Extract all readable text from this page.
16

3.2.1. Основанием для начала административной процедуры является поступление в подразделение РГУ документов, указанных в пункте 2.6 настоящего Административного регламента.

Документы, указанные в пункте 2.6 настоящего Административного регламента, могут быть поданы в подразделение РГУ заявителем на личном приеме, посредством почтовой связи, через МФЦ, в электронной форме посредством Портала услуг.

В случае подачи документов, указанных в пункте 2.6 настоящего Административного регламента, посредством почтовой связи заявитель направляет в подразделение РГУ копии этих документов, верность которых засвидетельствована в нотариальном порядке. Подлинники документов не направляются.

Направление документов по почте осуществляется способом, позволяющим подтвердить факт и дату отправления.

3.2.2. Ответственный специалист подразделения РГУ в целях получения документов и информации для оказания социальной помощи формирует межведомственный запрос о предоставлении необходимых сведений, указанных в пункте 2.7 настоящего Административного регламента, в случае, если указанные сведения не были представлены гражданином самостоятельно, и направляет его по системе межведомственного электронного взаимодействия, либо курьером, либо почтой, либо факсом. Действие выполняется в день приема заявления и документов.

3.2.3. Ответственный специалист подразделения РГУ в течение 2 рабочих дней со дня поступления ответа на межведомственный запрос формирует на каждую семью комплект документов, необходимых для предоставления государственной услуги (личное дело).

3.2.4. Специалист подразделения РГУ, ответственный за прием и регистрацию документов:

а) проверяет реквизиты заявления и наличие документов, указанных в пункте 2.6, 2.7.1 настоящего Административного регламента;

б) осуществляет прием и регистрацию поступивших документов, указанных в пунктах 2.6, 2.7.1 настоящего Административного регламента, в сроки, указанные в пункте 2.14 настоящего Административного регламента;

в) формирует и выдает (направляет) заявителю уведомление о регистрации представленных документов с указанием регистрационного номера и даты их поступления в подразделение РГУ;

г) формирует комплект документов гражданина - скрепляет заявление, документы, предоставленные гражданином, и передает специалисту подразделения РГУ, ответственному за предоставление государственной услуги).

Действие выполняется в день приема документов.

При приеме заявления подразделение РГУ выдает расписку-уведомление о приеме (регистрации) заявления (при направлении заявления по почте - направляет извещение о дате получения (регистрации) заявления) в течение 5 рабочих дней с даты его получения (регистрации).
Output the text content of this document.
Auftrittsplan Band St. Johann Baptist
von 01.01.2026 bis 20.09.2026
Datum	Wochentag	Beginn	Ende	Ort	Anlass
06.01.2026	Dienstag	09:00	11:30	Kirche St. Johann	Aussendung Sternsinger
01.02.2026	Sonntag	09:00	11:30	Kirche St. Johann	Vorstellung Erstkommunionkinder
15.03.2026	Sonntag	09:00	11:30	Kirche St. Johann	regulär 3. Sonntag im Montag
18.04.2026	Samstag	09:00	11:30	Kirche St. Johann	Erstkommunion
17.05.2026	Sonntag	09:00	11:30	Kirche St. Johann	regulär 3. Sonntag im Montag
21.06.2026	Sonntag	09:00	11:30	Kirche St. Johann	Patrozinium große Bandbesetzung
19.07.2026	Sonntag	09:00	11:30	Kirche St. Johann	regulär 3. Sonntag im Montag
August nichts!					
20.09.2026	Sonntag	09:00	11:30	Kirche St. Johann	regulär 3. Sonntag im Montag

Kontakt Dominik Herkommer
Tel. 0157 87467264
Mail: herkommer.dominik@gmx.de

> **Short problem**:
From the records above, extract every entry verbatim.

> **Answer to the problem**:
Extract all readable text from this page.
16

3.2.1. Основанием для начала административной процедуры является поступление в подразделение РГУ документов, указанных в пункте 2.6 настоящего Административного регламента.

Документы, указанные в пункте 2.6 настоящего Административного регламента, могут быть поданы в подразделение РГУ заявителем на личном приеме, посредством почтовой связи, через МФЦ, в электронной форме посредством Портала услуг.

В случае подачи документов, указанных в пункте 2.6 настоящего Административного регламента, посредством почтовой связи заявитель направляет в подразделение РГУ копии этих документов, верность которых засвидетельствована в нотариальном порядке. Подлинники документов не направляются.

Направление документов по почте осуществляется способом, позволяющим подтвердить факт и дату отправления.

3.2.2. Ответственный специалист подразделения РГУ в целях получения документов и информации для оказания социальной помощи формирует межведомственный запрос о предоставлении необходимых сведений, указанных в пункте 2.7 настоящего Административного регламента, в случае, если указанные сведения не были представлены гражданином самостоятельно, и направляет его по системе межведомственного электронного взаимодействия, либо курьером, либо почтой, либо факсом. Действие выполняется в день приема заявления и документов.

3.2.3. Ответственный специалист подразделения РГУ в течение 2 рабочих дней со дня поступления ответа на межведомственный запрос формирует на каждую семью комплект документов, необходимых для предоставления государственной услуги (личное дело).

3.2.4. Специалист подразделения РГУ, ответственный за прием и регистрацию документов:

а) проверяет реквизиты заявления и наличие документов, указанных в пункте 2.6, 2.7.1 настоящего Административного регламента;

б) осуществляет прием и регистрацию поступивших документов, указанных в пунктах 2.6, 2.7.1 настоящего Административного регламента, в сроки, указанные в пункте 2.14 настоящего Административного регламента;

в) формирует и выдает (направляет) заявителю уведомление о регистрации представленных документов с указанием регистрационного номера и даты их поступления в подразделение РГУ;

г) формирует комплект документов гражданина - скрепляет заявление, документы, предоставленные гражданином, и передает специалисту подразделения РГУ, ответственному за предоставление государственной услуги).

Действие выполняется в день приема документов.

При приеме заявления подразделение РГУ выдает расписку-уведомление о приеме (регистрации) заявления (при направлении заявления по почте - направляет извещение о дате получения (регистрации) заявления) в течение 5 рабочих дней с даты его получения (регистрации).
Output the text content of this document.
Auftrittsplan Band St. Johann Baptist
von 01.01.2026 bis 20.09.2026
Datum	Wochentag	Beginn	Ende	Ort	Anlass
06.01.2026	Dienstag	09:00	11:30	Kirche St. Johann	Aussendung Sternsinger
01.02.2026	Sonntag	09:00	11:30	Kirche St. Johann	Vorstellung Erstkommunionkinder
15.03.2026	Sonntag	09:00	11:30	Kirche St. Johann	regulär 3. Sonntag im Montag
18.04.2026	Samstag	09:00	11:30	Kirche St. Johann	Erstkommunion
17.05.2026	Sonntag	09:00	11:30	Kirche St. Johann	regulär 3. Sonntag im Montag
21.06.2026	Sonntag	09:00	11:30	Kirche St. Johann	Patrozinium große Bandbesetzung
19.07.2026	Sonntag	09:00	11:30	Kirche St. Johann	regulär 3. Sonntag im Montag
August nichts!					
20.09.2026	Sonntag	09:00	11:30	Kirche St. Johann	regulär 3. Sonntag im Montag

Kontakt Dominik Herkommer
Tel. 0157 87467264
Mail: herkommer.dominik@gmx.de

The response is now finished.